- **AIM OF THE EXERCISE**: Each record below is to be copied word for word, with pictures removed.

- **EXTRACTED ENTRIES**:
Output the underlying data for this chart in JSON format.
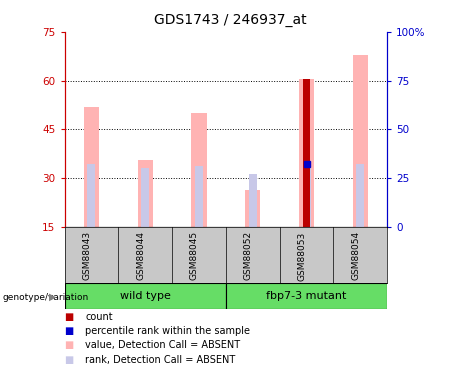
{
  "title": "GDS1743 / 246937_at",
  "samples": [
    "GSM88043",
    "GSM88044",
    "GSM88045",
    "GSM88052",
    "GSM88053",
    "GSM88054"
  ],
  "value_bars": [
    52.0,
    35.5,
    50.0,
    26.5,
    60.5,
    68.0
  ],
  "rank_bars": [
    32.0,
    30.0,
    31.0,
    27.0,
    32.5,
    32.0
  ],
  "count_bar_val": 60.5,
  "count_bar_idx": 4,
  "percentile_rank_val": 32.5,
  "percentile_rank_idx": 4,
  "ylim_left": [
    15,
    75
  ],
  "ylim_right": [
    0,
    100
  ],
  "yticks_left": [
    15,
    30,
    45,
    60,
    75
  ],
  "yticks_right": [
    0,
    25,
    50,
    75,
    100
  ],
  "ytick_labels_right": [
    "0",
    "25",
    "50",
    "75",
    "100%"
  ],
  "grid_lines": [
    30,
    45,
    60
  ],
  "groups": [
    {
      "label": "wild type",
      "indices": [
        0,
        1,
        2
      ]
    },
    {
      "label": "fbp7-3 mutant",
      "indices": [
        3,
        4,
        5
      ]
    }
  ],
  "group_label": "genotype/variation",
  "color_value": "#ffb3b3",
  "color_rank": "#c8c8e8",
  "color_count": "#bb0000",
  "color_percentile": "#0000cc",
  "background_label": "#c8c8c8",
  "background_group": "#66dd66",
  "left_ycolor": "#cc0000",
  "right_ycolor": "#0000cc",
  "title_fontsize": 10,
  "legend_items": [
    {
      "color": "#bb0000",
      "label": "count"
    },
    {
      "color": "#0000cc",
      "label": "percentile rank within the sample"
    },
    {
      "color": "#ffb3b3",
      "label": "value, Detection Call = ABSENT"
    },
    {
      "color": "#c8c8e8",
      "label": "rank, Detection Call = ABSENT"
    }
  ]
}
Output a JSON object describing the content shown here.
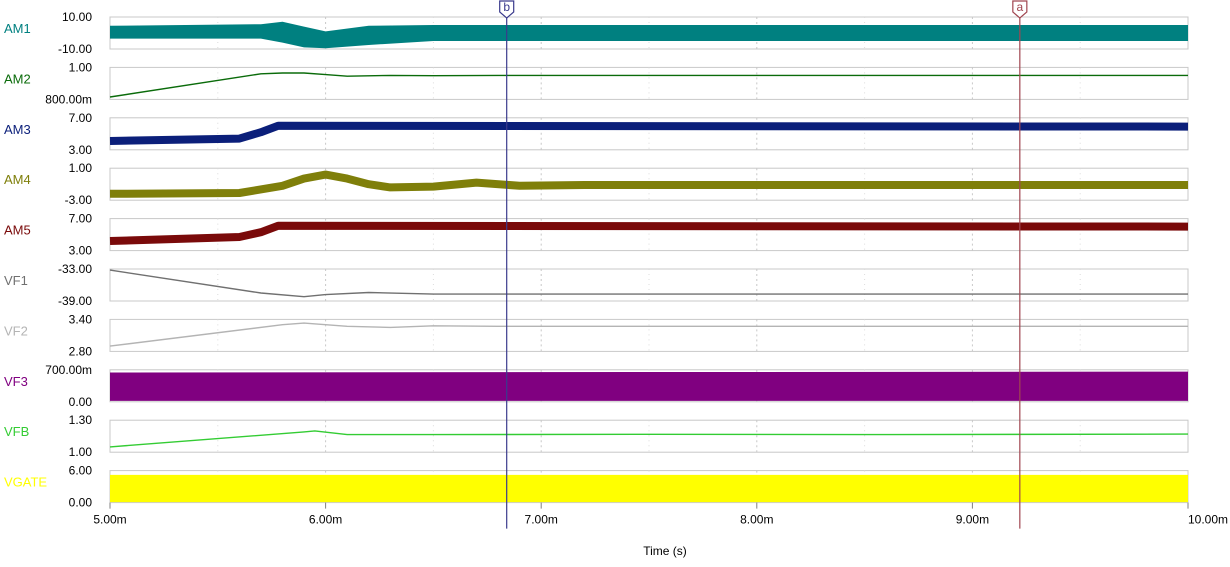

- **THE REPLY**:
Output the underlying data for this chart in JSON format.
{
  "title": "GDS1743 / 246937_at",
  "samples": [
    "GSM88043",
    "GSM88044",
    "GSM88045",
    "GSM88052",
    "GSM88053",
    "GSM88054"
  ],
  "value_bars": [
    52.0,
    35.5,
    50.0,
    26.5,
    60.5,
    68.0
  ],
  "rank_bars": [
    32.0,
    30.0,
    31.0,
    27.0,
    32.5,
    32.0
  ],
  "count_bar_val": 60.5,
  "count_bar_idx": 4,
  "percentile_rank_val": 32.5,
  "percentile_rank_idx": 4,
  "ylim_left": [
    15,
    75
  ],
  "ylim_right": [
    0,
    100
  ],
  "yticks_left": [
    15,
    30,
    45,
    60,
    75
  ],
  "yticks_right": [
    0,
    25,
    50,
    75,
    100
  ],
  "ytick_labels_right": [
    "0",
    "25",
    "50",
    "75",
    "100%"
  ],
  "grid_lines": [
    30,
    45,
    60
  ],
  "groups": [
    {
      "label": "wild type",
      "indices": [
        0,
        1,
        2
      ]
    },
    {
      "label": "fbp7-3 mutant",
      "indices": [
        3,
        4,
        5
      ]
    }
  ],
  "group_label": "genotype/variation",
  "color_value": "#ffb3b3",
  "color_rank": "#c8c8e8",
  "color_count": "#bb0000",
  "color_percentile": "#0000cc",
  "background_label": "#c8c8c8",
  "background_group": "#66dd66",
  "left_ycolor": "#cc0000",
  "right_ycolor": "#0000cc",
  "title_fontsize": 10,
  "legend_items": [
    {
      "color": "#bb0000",
      "label": "count"
    },
    {
      "color": "#0000cc",
      "label": "percentile rank within the sample"
    },
    {
      "color": "#ffb3b3",
      "label": "value, Detection Call = ABSENT"
    },
    {
      "color": "#c8c8e8",
      "label": "rank, Detection Call = ABSENT"
    }
  ]
}
Output a JSON object describing the content shown here.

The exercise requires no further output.